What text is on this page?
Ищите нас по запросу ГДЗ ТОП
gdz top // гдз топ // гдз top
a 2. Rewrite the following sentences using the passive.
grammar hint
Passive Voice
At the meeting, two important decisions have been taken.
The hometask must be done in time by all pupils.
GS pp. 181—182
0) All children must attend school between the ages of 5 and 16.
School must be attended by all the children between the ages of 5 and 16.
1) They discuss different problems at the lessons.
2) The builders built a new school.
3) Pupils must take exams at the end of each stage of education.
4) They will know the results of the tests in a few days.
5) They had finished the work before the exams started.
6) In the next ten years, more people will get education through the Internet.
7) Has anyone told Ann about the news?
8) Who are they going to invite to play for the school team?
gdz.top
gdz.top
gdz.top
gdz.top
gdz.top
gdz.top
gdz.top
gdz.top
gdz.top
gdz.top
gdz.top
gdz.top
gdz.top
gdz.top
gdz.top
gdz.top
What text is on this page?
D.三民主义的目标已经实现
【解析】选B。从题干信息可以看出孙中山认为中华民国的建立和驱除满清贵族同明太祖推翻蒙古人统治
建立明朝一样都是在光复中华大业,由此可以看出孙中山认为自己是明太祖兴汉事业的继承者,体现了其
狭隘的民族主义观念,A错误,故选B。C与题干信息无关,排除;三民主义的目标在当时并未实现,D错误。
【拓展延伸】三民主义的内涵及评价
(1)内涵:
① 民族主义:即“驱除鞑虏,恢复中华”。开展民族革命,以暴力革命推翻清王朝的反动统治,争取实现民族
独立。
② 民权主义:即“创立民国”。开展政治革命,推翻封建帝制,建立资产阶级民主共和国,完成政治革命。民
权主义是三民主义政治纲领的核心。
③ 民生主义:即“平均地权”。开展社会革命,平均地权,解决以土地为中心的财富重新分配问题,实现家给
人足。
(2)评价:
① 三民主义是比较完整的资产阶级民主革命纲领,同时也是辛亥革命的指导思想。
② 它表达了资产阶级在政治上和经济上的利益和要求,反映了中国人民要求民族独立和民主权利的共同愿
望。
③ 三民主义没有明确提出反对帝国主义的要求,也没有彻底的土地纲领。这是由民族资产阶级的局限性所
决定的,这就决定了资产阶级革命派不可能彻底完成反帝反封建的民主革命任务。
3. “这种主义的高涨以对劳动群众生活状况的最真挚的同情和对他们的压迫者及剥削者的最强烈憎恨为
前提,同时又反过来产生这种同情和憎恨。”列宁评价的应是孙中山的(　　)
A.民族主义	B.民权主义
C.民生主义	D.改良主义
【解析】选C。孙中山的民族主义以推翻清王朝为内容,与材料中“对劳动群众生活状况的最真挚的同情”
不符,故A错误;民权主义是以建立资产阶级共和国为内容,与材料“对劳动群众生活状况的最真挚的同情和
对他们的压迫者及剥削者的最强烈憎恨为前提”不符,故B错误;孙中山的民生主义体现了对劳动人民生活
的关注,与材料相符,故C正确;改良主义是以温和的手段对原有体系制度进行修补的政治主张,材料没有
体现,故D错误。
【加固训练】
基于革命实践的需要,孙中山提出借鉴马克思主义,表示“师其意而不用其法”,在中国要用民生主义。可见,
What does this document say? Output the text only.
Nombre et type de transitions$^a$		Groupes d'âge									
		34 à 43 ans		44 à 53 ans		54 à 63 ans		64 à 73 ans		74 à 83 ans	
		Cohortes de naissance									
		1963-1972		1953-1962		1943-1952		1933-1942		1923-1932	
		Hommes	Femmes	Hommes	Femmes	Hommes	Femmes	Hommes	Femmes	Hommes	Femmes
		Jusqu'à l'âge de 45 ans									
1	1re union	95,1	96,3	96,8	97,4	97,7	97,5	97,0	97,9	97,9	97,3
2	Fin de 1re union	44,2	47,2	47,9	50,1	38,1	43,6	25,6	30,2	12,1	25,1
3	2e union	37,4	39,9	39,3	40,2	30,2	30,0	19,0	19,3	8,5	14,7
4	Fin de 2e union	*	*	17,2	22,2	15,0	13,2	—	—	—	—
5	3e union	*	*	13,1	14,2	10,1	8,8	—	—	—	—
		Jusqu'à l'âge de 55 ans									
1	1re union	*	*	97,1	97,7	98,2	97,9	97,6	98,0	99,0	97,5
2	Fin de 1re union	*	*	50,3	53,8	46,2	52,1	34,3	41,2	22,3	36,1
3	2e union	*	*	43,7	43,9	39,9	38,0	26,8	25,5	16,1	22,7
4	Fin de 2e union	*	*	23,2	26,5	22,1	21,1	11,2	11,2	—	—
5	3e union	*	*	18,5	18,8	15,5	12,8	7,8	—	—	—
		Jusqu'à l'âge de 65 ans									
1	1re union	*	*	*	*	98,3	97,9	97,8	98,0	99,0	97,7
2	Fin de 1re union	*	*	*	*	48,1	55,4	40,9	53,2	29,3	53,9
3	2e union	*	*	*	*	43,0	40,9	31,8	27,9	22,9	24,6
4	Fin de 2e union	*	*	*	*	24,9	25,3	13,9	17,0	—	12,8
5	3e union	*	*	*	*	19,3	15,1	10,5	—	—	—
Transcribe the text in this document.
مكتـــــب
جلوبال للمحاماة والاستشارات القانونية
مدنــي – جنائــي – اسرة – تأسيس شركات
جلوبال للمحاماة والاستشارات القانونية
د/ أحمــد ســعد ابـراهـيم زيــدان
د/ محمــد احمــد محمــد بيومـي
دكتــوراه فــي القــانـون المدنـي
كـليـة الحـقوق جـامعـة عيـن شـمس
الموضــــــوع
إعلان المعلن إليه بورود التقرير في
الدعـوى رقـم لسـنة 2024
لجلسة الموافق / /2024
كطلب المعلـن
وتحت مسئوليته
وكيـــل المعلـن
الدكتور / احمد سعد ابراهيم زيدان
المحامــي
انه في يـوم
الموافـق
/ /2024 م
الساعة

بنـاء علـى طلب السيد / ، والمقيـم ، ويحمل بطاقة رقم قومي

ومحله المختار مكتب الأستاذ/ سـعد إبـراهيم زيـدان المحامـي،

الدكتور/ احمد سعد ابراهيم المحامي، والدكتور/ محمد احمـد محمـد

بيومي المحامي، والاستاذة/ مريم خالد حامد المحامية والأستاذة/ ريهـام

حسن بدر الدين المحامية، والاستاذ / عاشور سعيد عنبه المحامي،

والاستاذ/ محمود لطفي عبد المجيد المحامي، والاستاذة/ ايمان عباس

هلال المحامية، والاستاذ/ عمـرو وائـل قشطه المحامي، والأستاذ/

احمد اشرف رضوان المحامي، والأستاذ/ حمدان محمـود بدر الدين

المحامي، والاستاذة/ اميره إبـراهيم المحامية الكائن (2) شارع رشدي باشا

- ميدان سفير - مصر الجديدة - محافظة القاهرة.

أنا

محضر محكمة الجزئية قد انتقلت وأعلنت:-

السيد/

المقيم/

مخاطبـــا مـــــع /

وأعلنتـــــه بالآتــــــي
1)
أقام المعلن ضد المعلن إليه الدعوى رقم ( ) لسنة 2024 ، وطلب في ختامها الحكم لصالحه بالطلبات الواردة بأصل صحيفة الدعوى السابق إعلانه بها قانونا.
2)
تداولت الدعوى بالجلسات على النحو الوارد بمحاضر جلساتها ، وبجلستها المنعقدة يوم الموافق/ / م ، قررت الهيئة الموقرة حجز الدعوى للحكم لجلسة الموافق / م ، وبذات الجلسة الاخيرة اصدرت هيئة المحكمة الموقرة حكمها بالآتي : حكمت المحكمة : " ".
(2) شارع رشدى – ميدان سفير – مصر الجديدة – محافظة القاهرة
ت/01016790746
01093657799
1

= = = =

DIRECTIONS | Go through the records above and retype each one exactly.

SOLUTION BELOW |
What text is on this page?
Ищите нас по запросу ГДЗ ТОП
gdz top // гдз топ // гдз top
a 2. Rewrite the following sentences using the passive.
grammar hint
Passive Voice
At the meeting, two important decisions have been taken.
The hometask must be done in time by all pupils.
GS pp. 181—182
0) All children must attend school between the ages of 5 and 16.
School must be attended by all the children between the ages of 5 and 16.
1) They discuss different problems at the lessons.
2) The builders built a new school.
3) Pupils must take exams at the end of each stage of education.
4) They will know the results of the tests in a few days.
5) They had finished the work before the exams started.
6) In the next ten years, more people will get education through the Internet.
7) Has anyone told Ann about the news?
8) Who are they going to invite to play for the school team?
gdz.top
gdz.top
gdz.top
gdz.top
gdz.top
gdz.top
gdz.top
gdz.top
gdz.top
gdz.top
gdz.top
gdz.top
gdz.top
gdz.top
gdz.top
gdz.top
What text is on this page?
D.三民主义的目标已经实现
【解析】选B。从题干信息可以看出孙中山认为中华民国的建立和驱除满清贵族同明太祖推翻蒙古人统治
建立明朝一样都是在光复中华大业,由此可以看出孙中山认为自己是明太祖兴汉事业的继承者,体现了其
狭隘的民族主义观念,A错误,故选B。C与题干信息无关,排除;三民主义的目标在当时并未实现,D错误。
【拓展延伸】三民主义的内涵及评价
(1)内涵:
① 民族主义:即“驱除鞑虏,恢复中华”。开展民族革命,以暴力革命推翻清王朝的反动统治,争取实现民族
独立。
② 民权主义:即“创立民国”。开展政治革命,推翻封建帝制,建立资产阶级民主共和国,完成政治革命。民
权主义是三民主义政治纲领的核心。
③ 民生主义:即“平均地权”。开展社会革命,平均地权,解决以土地为中心的财富重新分配问题,实现家给
人足。
(2)评价:
① 三民主义是比较完整的资产阶级民主革命纲领,同时也是辛亥革命的指导思想。
② 它表达了资产阶级在政治上和经济上的利益和要求,反映了中国人民要求民族独立和民主权利的共同愿
望。
③ 三民主义没有明确提出反对帝国主义的要求,也没有彻底的土地纲领。这是由民族资产阶级的局限性所
决定的,这就决定了资产阶级革命派不可能彻底完成反帝反封建的民主革命任务。
3. “这种主义的高涨以对劳动群众生活状况的最真挚的同情和对他们的压迫者及剥削者的最强烈憎恨为
前提,同时又反过来产生这种同情和憎恨。”列宁评价的应是孙中山的(　　)
A.民族主义	B.民权主义
C.民生主义	D.改良主义
【解析】选C。孙中山的民族主义以推翻清王朝为内容,与材料中“对劳动群众生活状况的最真挚的同情”
不符,故A错误;民权主义是以建立资产阶级共和国为内容,与材料“对劳动群众生活状况的最真挚的同情和
对他们的压迫者及剥削者的最强烈憎恨为前提”不符,故B错误;孙中山的民生主义体现了对劳动人民生活
的关注,与材料相符,故C正确;改良主义是以温和的手段对原有体系制度进行修补的政治主张,材料没有
体现,故D错误。
【加固训练】
基于革命实践的需要,孙中山提出借鉴马克思主义,表示“师其意而不用其法”,在中国要用民生主义。可见,
What does this document say? Output the text only.
Nombre et type de transitions$^a$		Groupes d'âge									
		34 à 43 ans		44 à 53 ans		54 à 63 ans		64 à 73 ans		74 à 83 ans	
		Cohortes de naissance									
		1963-1972		1953-1962		1943-1952		1933-1942		1923-1932	
		Hommes	Femmes	Hommes	Femmes	Hommes	Femmes	Hommes	Femmes	Hommes	Femmes
		Jusqu'à l'âge de 45 ans									
1	1re union	95,1	96,3	96,8	97,4	97,7	97,5	97,0	97,9	97,9	97,3
2	Fin de 1re union	44,2	47,2	47,9	50,1	38,1	43,6	25,6	30,2	12,1	25,1
3	2e union	37,4	39,9	39,3	40,2	30,2	30,0	19,0	19,3	8,5	14,7
4	Fin de 2e union	*	*	17,2	22,2	15,0	13,2	—	—	—	—
5	3e union	*	*	13,1	14,2	10,1	8,8	—	—	—	—
		Jusqu'à l'âge de 55 ans									
1	1re union	*	*	97,1	97,7	98,2	97,9	97,6	98,0	99,0	97,5
2	Fin de 1re union	*	*	50,3	53,8	46,2	52,1	34,3	41,2	22,3	36,1
3	2e union	*	*	43,7	43,9	39,9	38,0	26,8	25,5	16,1	22,7
4	Fin de 2e union	*	*	23,2	26,5	22,1	21,1	11,2	11,2	—	—
5	3e union	*	*	18,5	18,8	15,5	12,8	7,8	—	—	—
		Jusqu'à l'âge de 65 ans									
1	1re union	*	*	*	*	98,3	97,9	97,8	98,0	99,0	97,7
2	Fin de 1re union	*	*	*	*	48,1	55,4	40,9	53,2	29,3	53,9
3	2e union	*	*	*	*	43,0	40,9	31,8	27,9	22,9	24,6
4	Fin de 2e union	*	*	*	*	24,9	25,3	13,9	17,0	—	12,8
5	3e union	*	*	*	*	19,3	15,1	10,5	—	—	—
Transcribe the text in this document.
مكتـــــب
جلوبال للمحاماة والاستشارات القانونية
مدنــي – جنائــي – اسرة – تأسيس شركات
جلوبال للمحاماة والاستشارات القانونية
د/ أحمــد ســعد ابـراهـيم زيــدان
د/ محمــد احمــد محمــد بيومـي
دكتــوراه فــي القــانـون المدنـي
كـليـة الحـقوق جـامعـة عيـن شـمس
الموضــــــوع
إعلان المعلن إليه بورود التقرير في
الدعـوى رقـم لسـنة 2024
لجلسة الموافق / /2024
كطلب المعلـن
وتحت مسئوليته
وكيـــل المعلـن
الدكتور / احمد سعد ابراهيم زيدان
المحامــي
انه في يـوم
الموافـق
/ /2024 م
الساعة

بنـاء علـى طلب السيد / ، والمقيـم ، ويحمل بطاقة رقم قومي

ومحله المختار مكتب الأستاذ/ سـعد إبـراهيم زيـدان المحامـي،

الدكتور/ احمد سعد ابراهيم المحامي، والدكتور/ محمد احمـد محمـد

بيومي المحامي، والاستاذة/ مريم خالد حامد المحامية والأستاذة/ ريهـام

حسن بدر الدين المحامية، والاستاذ / عاشور سعيد عنبه المحامي،

والاستاذ/ محمود لطفي عبد المجيد المحامي، والاستاذة/ ايمان عباس

هلال المحامية، والاستاذ/ عمـرو وائـل قشطه المحامي، والأستاذ/

احمد اشرف رضوان المحامي، والأستاذ/ حمدان محمـود بدر الدين

المحامي، والاستاذة/ اميره إبـراهيم المحامية الكائن (2) شارع رشدي باشا

- ميدان سفير - مصر الجديدة - محافظة القاهرة.

أنا

محضر محكمة الجزئية قد انتقلت وأعلنت:-

السيد/

المقيم/

مخاطبـــا مـــــع /

وأعلنتـــــه بالآتــــــي
1)
أقام المعلن ضد المعلن إليه الدعوى رقم ( ) لسنة 2024 ، وطلب في ختامها الحكم لصالحه بالطلبات الواردة بأصل صحيفة الدعوى السابق إعلانه بها قانونا.
2)
تداولت الدعوى بالجلسات على النحو الوارد بمحاضر جلساتها ، وبجلستها المنعقدة يوم الموافق/ / م ، قررت الهيئة الموقرة حجز الدعوى للحكم لجلسة الموافق / م ، وبذات الجلسة الاخيرة اصدرت هيئة المحكمة الموقرة حكمها بالآتي : حكمت المحكمة : " ".
(2) شارع رشدى – ميدان سفير – مصر الجديدة – محافظة القاهرة
ت/01016790746
01093657799
1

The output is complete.